» **Record excerpts**:
*-*-*

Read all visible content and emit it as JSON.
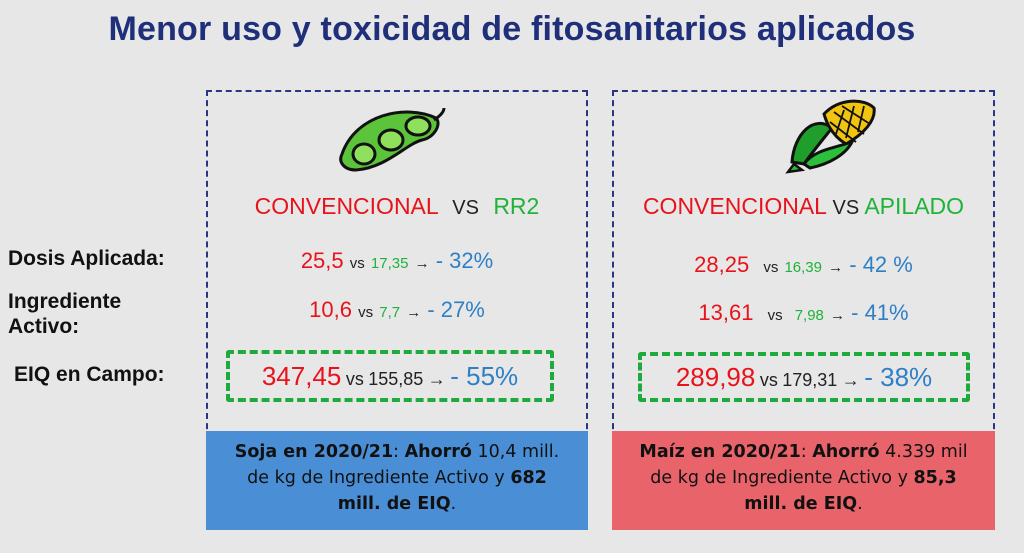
{
  "title": "Menor uso y toxicidad de fitosanitarios aplicados",
  "row_labels": {
    "dosis": "Dosis Aplicada:",
    "ingrediente_1": "Ingrediente",
    "ingrediente_2": "Activo:",
    "eiq": "EIQ en Campo:"
  },
  "colors": {
    "title": "#1f2f7a",
    "conventional": "#e8121b",
    "alternative": "#1fb339",
    "reduction": "#2f7fc6",
    "soy_footer": "#4a8fd6",
    "corn_footer": "#e8646a"
  },
  "soy": {
    "icon": "soybean-pod-icon",
    "header": {
      "left": "CONVENCIONAL",
      "vs": "VS",
      "right": "RR2"
    },
    "dosis": {
      "conv": "25,5",
      "vs": "vs",
      "alt": "17,35",
      "arrow": "→",
      "reduction": "- 32%"
    },
    "ingrediente": {
      "conv": "10,6",
      "vs": "vs",
      "alt": "7,7",
      "arrow": "→",
      "reduction": "- 27%"
    },
    "eiq": {
      "conv": "347,45",
      "vs": "vs",
      "alt": "155,85",
      "arrow": "→",
      "reduction": "- 55%"
    },
    "footer": {
      "bold1": "Soja en 2020/21",
      "t1": ": ",
      "bold2": "Ahorró",
      "t2": " 10,4 mill. de kg de Ingrediente Activo y ",
      "bold3": "682 mill. de EIQ",
      "t3": "."
    }
  },
  "corn": {
    "icon": "corn-cob-icon",
    "header": {
      "left": "CONVENCIONAL",
      "vs": "VS",
      "right": "APILADO"
    },
    "dosis": {
      "conv": "28,25",
      "vs": "vs",
      "alt": "16,39",
      "arrow": "→",
      "reduction": "- 42 %"
    },
    "ingrediente": {
      "conv": "13,61",
      "vs": "vs",
      "alt": "7,98",
      "arrow": "→",
      "reduction": "- 41%"
    },
    "eiq": {
      "conv": "289,98",
      "vs": "vs",
      "alt": "179,31",
      "arrow": "→",
      "reduction": "- 38%"
    },
    "footer": {
      "bold1": "Maíz en 2020/21",
      "t1": ": ",
      "bold2": "Ahorró",
      "t2": " 4.339 mil de kg de Ingrediente Activo y ",
      "bold3": "85,3 mill. de EIQ",
      "t3": "."
    }
  }
}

*-*-*

» **Exercise directions**: Reproduce each record above by retyping it exactly; omit all images.

» **Correct response**:
Read all visible content and emit it as JSON.
{
  "title": "Menor uso y toxicidad de fitosanitarios aplicados",
  "row_labels": {
    "dosis": "Dosis Aplicada:",
    "ingrediente_1": "Ingrediente",
    "ingrediente_2": "Activo:",
    "eiq": "EIQ en Campo:"
  },
  "colors": {
    "title": "#1f2f7a",
    "conventional": "#e8121b",
    "alternative": "#1fb339",
    "reduction": "#2f7fc6",
    "soy_footer": "#4a8fd6",
    "corn_footer": "#e8646a"
  },
  "soy": {
    "icon": "soybean-pod-icon",
    "header": {
      "left": "CONVENCIONAL",
      "vs": "VS",
      "right": "RR2"
    },
    "dosis": {
      "conv": "25,5",
      "vs": "vs",
      "alt": "17,35",
      "arrow": "→",
      "reduction": "- 32%"
    },
    "ingrediente": {
      "conv": "10,6",
      "vs": "vs",
      "alt": "7,7",
      "arrow": "→",
      "reduction": "- 27%"
    },
    "eiq": {
      "conv": "347,45",
      "vs": "vs",
      "alt": "155,85",
      "arrow": "→",
      "reduction": "- 55%"
    },
    "footer": {
      "bold1": "Soja en 2020/21",
      "t1": ": ",
      "bold2": "Ahorró",
      "t2": " 10,4 mill. de kg de Ingrediente Activo y ",
      "bold3": "682 mill. de EIQ",
      "t3": "."
    }
  },
  "corn": {
    "icon": "corn-cob-icon",
    "header": {
      "left": "CONVENCIONAL",
      "vs": "VS",
      "right": "APILADO"
    },
    "dosis": {
      "conv": "28,25",
      "vs": "vs",
      "alt": "16,39",
      "arrow": "→",
      "reduction": "- 42 %"
    },
    "ingrediente": {
      "conv": "13,61",
      "vs": "vs",
      "alt": "7,98",
      "arrow": "→",
      "reduction": "- 41%"
    },
    "eiq": {
      "conv": "289,98",
      "vs": "vs",
      "alt": "179,31",
      "arrow": "→",
      "reduction": "- 38%"
    },
    "footer": {
      "bold1": "Maíz en 2020/21",
      "t1": ": ",
      "bold2": "Ahorró",
      "t2": " 4.339 mil de kg de Ingrediente Activo y ",
      "bold3": "85,3 mill. de EIQ",
      "t3": "."
    }
  }
}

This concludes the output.